Prompt: Scan the data below and pick out the lines containing the word "Inner".

Exercise inputs:
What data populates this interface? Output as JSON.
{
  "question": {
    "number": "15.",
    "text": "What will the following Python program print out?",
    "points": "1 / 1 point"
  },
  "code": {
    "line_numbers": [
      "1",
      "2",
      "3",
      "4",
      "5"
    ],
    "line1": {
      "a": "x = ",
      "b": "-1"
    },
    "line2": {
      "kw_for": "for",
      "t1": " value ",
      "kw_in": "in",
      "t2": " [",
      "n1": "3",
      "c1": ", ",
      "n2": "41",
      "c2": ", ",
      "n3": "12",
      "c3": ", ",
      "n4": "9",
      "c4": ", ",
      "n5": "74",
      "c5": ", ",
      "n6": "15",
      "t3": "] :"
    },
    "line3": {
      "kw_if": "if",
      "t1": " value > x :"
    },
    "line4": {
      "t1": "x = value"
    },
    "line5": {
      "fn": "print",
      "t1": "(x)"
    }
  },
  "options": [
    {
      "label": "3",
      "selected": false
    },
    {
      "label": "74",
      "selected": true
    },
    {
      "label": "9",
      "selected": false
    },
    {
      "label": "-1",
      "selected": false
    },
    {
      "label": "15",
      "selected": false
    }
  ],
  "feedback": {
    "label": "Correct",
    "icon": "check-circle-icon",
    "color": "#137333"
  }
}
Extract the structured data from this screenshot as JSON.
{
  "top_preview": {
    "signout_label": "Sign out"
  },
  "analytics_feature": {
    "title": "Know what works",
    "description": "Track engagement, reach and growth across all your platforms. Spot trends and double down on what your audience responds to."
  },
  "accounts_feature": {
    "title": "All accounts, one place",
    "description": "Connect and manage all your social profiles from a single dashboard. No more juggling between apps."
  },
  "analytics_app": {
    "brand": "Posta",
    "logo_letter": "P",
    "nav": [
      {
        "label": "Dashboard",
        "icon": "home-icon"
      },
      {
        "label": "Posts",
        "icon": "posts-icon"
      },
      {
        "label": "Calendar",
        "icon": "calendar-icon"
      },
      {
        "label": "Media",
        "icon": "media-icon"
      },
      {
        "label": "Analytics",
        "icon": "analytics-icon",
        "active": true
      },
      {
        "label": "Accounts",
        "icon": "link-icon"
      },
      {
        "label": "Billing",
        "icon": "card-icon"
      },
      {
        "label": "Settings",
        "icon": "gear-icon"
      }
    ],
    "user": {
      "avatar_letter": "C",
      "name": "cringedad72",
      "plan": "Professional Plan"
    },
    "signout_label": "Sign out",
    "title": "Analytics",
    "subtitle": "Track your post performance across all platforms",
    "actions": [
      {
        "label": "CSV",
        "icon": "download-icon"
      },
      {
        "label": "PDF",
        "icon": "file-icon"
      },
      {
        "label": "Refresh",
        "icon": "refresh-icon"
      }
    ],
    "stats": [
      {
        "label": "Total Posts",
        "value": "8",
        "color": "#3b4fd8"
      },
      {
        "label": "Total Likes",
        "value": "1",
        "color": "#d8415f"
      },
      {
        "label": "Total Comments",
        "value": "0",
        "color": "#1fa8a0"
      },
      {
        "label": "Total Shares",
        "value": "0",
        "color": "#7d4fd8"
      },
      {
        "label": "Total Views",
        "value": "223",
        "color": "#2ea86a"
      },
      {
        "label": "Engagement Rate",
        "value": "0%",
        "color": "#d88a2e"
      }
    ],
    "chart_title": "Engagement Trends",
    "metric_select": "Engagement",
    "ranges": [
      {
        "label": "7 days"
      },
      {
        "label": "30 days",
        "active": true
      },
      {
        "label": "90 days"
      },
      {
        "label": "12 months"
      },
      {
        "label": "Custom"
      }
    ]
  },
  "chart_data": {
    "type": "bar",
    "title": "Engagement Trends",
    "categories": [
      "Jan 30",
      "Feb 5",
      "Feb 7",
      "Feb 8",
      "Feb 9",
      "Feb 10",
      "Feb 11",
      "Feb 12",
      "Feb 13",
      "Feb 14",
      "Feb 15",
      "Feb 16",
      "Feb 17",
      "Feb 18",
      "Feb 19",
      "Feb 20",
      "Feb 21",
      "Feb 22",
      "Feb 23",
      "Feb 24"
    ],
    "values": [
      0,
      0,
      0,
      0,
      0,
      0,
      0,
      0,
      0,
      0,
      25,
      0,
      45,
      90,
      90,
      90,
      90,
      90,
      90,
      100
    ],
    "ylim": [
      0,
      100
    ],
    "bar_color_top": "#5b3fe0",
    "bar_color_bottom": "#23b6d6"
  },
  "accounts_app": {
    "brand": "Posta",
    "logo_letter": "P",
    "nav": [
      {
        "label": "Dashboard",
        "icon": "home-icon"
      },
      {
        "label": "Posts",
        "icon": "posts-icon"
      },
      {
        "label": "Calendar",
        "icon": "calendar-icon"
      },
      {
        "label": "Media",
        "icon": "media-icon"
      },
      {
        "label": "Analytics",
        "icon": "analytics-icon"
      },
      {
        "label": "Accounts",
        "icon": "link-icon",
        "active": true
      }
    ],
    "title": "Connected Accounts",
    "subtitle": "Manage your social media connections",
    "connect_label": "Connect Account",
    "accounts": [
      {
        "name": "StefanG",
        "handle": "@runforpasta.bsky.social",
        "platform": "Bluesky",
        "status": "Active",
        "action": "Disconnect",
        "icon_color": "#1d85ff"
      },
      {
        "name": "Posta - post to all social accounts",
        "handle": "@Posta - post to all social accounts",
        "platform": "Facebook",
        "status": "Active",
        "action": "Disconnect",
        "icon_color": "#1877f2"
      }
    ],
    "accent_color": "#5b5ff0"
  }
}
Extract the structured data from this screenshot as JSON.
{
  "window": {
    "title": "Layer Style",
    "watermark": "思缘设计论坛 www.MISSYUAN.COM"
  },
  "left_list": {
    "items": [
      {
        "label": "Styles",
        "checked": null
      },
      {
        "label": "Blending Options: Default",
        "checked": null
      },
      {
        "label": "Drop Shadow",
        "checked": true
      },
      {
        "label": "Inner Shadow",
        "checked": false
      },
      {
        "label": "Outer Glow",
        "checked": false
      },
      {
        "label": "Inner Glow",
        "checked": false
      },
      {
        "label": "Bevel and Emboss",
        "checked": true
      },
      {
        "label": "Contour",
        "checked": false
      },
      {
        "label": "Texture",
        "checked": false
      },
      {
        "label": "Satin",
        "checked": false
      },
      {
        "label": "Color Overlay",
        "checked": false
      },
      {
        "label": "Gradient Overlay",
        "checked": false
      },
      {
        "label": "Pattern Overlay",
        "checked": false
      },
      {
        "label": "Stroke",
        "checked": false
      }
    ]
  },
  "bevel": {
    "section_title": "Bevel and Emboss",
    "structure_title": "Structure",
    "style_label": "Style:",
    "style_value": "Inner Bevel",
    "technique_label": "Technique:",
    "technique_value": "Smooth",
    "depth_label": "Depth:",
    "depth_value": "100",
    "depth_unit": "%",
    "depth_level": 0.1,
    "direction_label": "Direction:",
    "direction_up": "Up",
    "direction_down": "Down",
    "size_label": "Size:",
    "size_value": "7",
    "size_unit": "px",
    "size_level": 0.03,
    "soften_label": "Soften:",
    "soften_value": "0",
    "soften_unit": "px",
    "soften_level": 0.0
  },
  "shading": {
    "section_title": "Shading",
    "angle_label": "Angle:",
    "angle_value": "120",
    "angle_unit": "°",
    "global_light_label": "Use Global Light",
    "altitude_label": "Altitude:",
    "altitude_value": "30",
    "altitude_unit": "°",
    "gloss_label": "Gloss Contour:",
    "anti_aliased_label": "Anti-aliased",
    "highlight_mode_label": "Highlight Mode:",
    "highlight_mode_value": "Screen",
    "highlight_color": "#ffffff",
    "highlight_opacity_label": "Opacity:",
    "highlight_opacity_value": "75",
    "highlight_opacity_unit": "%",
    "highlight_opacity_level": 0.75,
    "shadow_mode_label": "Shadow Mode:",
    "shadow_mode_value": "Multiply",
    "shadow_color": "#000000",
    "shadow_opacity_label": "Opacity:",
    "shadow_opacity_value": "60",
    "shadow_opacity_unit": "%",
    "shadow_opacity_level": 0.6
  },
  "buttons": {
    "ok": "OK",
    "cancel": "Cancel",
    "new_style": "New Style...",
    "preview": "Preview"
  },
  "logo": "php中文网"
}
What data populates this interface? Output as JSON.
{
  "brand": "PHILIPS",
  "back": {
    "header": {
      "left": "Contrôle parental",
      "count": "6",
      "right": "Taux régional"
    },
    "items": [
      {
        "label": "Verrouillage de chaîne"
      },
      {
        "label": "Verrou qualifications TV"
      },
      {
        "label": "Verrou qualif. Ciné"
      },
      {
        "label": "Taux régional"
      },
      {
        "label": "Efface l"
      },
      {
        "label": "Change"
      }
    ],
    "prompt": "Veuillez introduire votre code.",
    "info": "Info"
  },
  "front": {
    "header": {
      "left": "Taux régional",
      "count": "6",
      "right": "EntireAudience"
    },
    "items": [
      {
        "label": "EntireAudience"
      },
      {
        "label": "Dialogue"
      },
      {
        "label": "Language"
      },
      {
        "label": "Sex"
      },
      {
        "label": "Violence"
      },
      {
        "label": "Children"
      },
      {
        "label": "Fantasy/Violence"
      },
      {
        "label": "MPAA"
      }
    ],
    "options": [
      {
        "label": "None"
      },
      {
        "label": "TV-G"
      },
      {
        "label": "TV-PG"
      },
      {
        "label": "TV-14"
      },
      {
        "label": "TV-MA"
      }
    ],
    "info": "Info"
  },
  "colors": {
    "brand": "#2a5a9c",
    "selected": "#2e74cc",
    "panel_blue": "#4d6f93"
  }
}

Written response:
        "label": "Inner Shadow",
        "label": "Inner Glow",
    "style_value": "Inner Bevel",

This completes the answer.